(Collected data entries)
▬▬▬

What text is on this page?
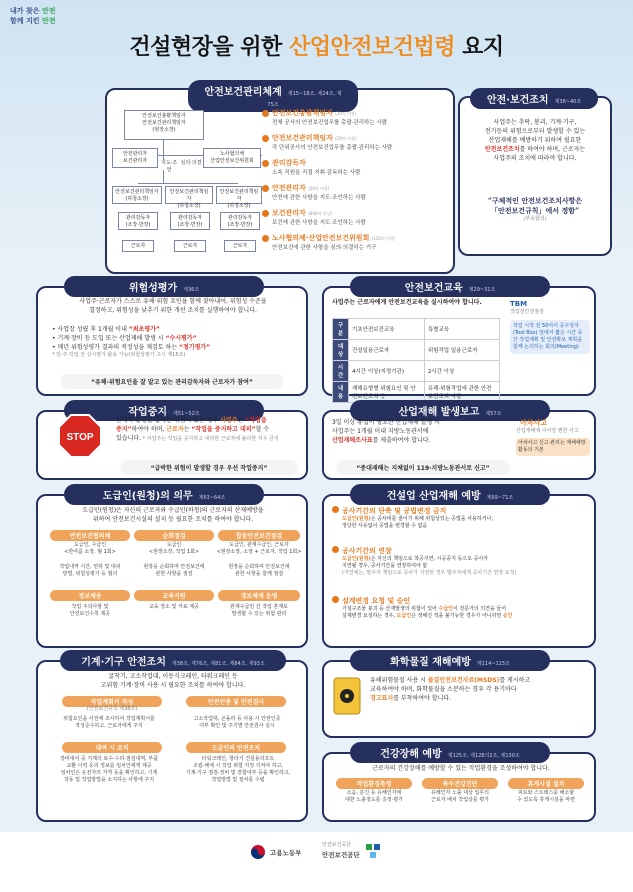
내가 찾은 안전
함께 지킨 안전
건설현장을 위한 산업안전보건법령 요지
안전보건관리체계 제15~18조, 제24조, 제75조
안전보건총괄책임자
안전보건관리책임자
(현장소장)
안전관리자
보건관리자	지도·조언
심의·의결
노사협의체
산업안전보건위원회
안전보건관리책임자
(하청소장)
안전보건관리책임자
(하청소장)
안전보건관리책임자
(하청소장)
관리감독자
(조장·반장)
관리감독자
(조장·반장)
관리감독자
(조장·반장)
근로자	근로자	근로자
안전보건총괄책임자 (20억 이상)
전체 공사의 안전보건업무를 총괄·관리하는 사람
안전보건관리책임자 (20억 이상)
각 단위공사의 안전보건업무를 총괄·관리하는 사람
관리감독자
소속 직원을 직접 지휘·감독하는 사람
안전관리자 (50억 이상)
안전에 관한 사항을 지도·조언하는 사람
보건관리자 (800억 이상)
보건에 관한 사항을 지도·조언하는 사람
노사협의체·산업안전보건위원회 (120억 이상)
안전보건에 관한 사항을 심의·의결하는 기구
안전·보건조치 제38~40조
사업주는 추락, 붕괴, 기계·기구,
전기등의 위험으로부터 발생할 수 있는
산업재해를 예방하기 위하여 필요한
안전보건조치를 하여야 하며, 근로자는
사업주의 조치에 따라야 합니다.
“구체적인 안전보건조치사항은
「안전보건규칙」에서 정함”
(부속합의)
위험성평가 제36조
사업주·근로자가 스스로 유해·위험 요인을 함께 찾아내어, 위험성 수준을
결정하고, 위험성을 낮추기 위한 개선 조치를 실행하여야 합니다.
• 사업장 성립 후 1개월 이내 “최초평가”
• 기계·장비 등 도입 또는 산업재해 발생 시 “수시평가”
• 매년 위험성평가 결과의 적정성을 재검토 하는 “정기평가”
* 일·주·작업 전 상시평가 활용 가능(위험성평가 고시 제15조)
“유해·위험요인을 잘 알고 있는 관리감독자와 근로자가 참여”
안전보건교육 제29~31조
사업주는 근로자에게 안전보건교육을 실시하여야 합니다.
구분	기초안전보건교육	특별교육
대상	건설일용근로자	위험작업 일용근로자
시간	4시간 이상(지정기관)	2시간 이상
내용	재해유형별 위험요인 및 안전보건조치 등	유해·위험작업에 관한 안전보건조치 사항
TBM
작업전안전점검
작업 시작 전 50여서 공구상자(Tool Box) 앞에서 짧은 시간 동안 작업계획 및 안전확보 계획을 함께 논의하는 회의(Meeting)
작업중지 제51~52조
STOP
산재가 발생할 급박한 위험이 있는 경우 사업주는 “작업을
중지”하여야 하며, 근로자는 “작업을 중지하고 대피”할 수
있습니다. * 사업주는 작업을 중지하고 대피한 근로자에 불리한 처우 금지
“급박한 위험이 발생할 경우 우선 작업중지”
산업재해 발생보고 제57조
3일 이상 휴업이 필요한 산업재해 발생 시
사업주는 1개월 이내 지방노동관서에
산업재해조사표를 제출하여야 합니다.
아차사고
산업재해에 이어질 뻔한 사고
아차사고 신고·관리는 재해예방활동의 기본
“중대재해는 지체없이 119·지방노동관서로 신고”
도급인(원청)의 의무 제63~64조
도급인(원청)은 자신의 근로자와 수급인(하청)의 근로자의 산재예방을
위하여 안전보건시설의 설치 등 필요한 조치를 하여야 합니다.
안전보건협의체	순회점검	합동안전보건점검
도급인, 수급인
<한여름 소장, 월 1회>
도급인
<현장소장, 작업 1회>
도급인, 관계수급인, 근로자
<현장소장, 소장 + 근로자, 작업 1회>
작업내역 시간, 면허 및 대피
방법, 위험성평가 등 협의
현장을 순회하며 안전보건에
관한 사항을 점검
현장을 순회하며 안전보건에
관한 사항을 함께 점검
정보제공	교육지원	경보체계 운영
작업 주의사항 및
안전보건수칙 제공
교육 장소 및 자료 제공	관계수급인 간 작업 혼재로
발생할 수 있는 위험 관리
건설업 산업재해 예방 제69~71조
공사기간의 단축 및 공법변경 금지
도급인(원청)은 공사비를 줄이기 위해 위험성있는 공법을 사용하거나,
정당한 사유없이 공법을 변경할 수 없음
공사기간의 연장
도급인(원청)은 자신의 책임으로 착공지연, 시공중지 등으로 공사가
지연될 경우, 공사기간을 연장하여야 함
(지연에는, 발주자 책임으로 공사가 지연된 경우 발주자에게 공사기간 연장 요청)
설계변경 요청 및 승인
가설구조물 붕괴 등 산재발생의 위험이 있어 수급인이 전문가의 의견을 들어
설계변경 요청하는 경우, 도급인은 정해진 적을 불가능한 경우가 아니라면 승인
기계·기구 안전조치 제38조, 제76조, 제81조, 제84조, 제93조
굴착기, 고소작업대, 이동식크레인, 타워크레인 등
고위험 기계·장비 사용 시 필요한 조치를 하여야 합니다.
작업계획서 작성
(안전보건규칙 제38조)
위험요인을 사전에 조사하여 작업계획서를
작성준수하고, 근로자에게 주지
안전인증 및 안전검사
고소작업대, 곤돌라 등 사용 시 안전인증
여부 확인 및 주기별 안전검사 실시
대여 시 조치
장비대여 중 기계의 보수·수리·점검내역, 부품
교환 이력 등의 정보를 임차인에게 제공
임차인은 운전자의 자격 등을 확인하고, 기계
작동 및 작업방법을 소지하는 사항에 주지
도급인의 안전조치
타워크레인, 항타기 건설용리프트
조립·해체 시 작업 위험 지정 지켜야 하고,
기계·기구 점검·정비 및 결합여부 등을 확인하고,
작업방법 및 절차를 수립
화학물질 재해예방 제114~115조
유해위험물질 사용 시 물질안전보건자료(MSDS)를 게시하고
교육하여야 하며, 화학물질을 소분하는 경우 각 용기마다
경고표지를 부착하여야 합니다.
건강장해 예방 제125조, 제128의2조, 제130조
근로자의 건강장해를 예방할 수 있는 작업환경을 조성하여야 합니다.
작업환경측정	특수건강진단	휴게시설 설치
소음, 분진 등 유해인자에
대한 노출정도를 측정·평가
유해인자 노출 대상 업무의
근로자 배치 작업상를 평가
피로와 스트레스를 해소할
수 있도록 휴게시설을 마련
고용노동부
안전보건공단
안전보건공단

▬▬▬

Exercise objective >> Select, from the listing, all lines that include the word "관리하는".

Complete output >>
전체 공사의 안전보건업무를 총괄·관리하는 사람
각 단위공사의 안전보건업무를 총괄·관리하는 사람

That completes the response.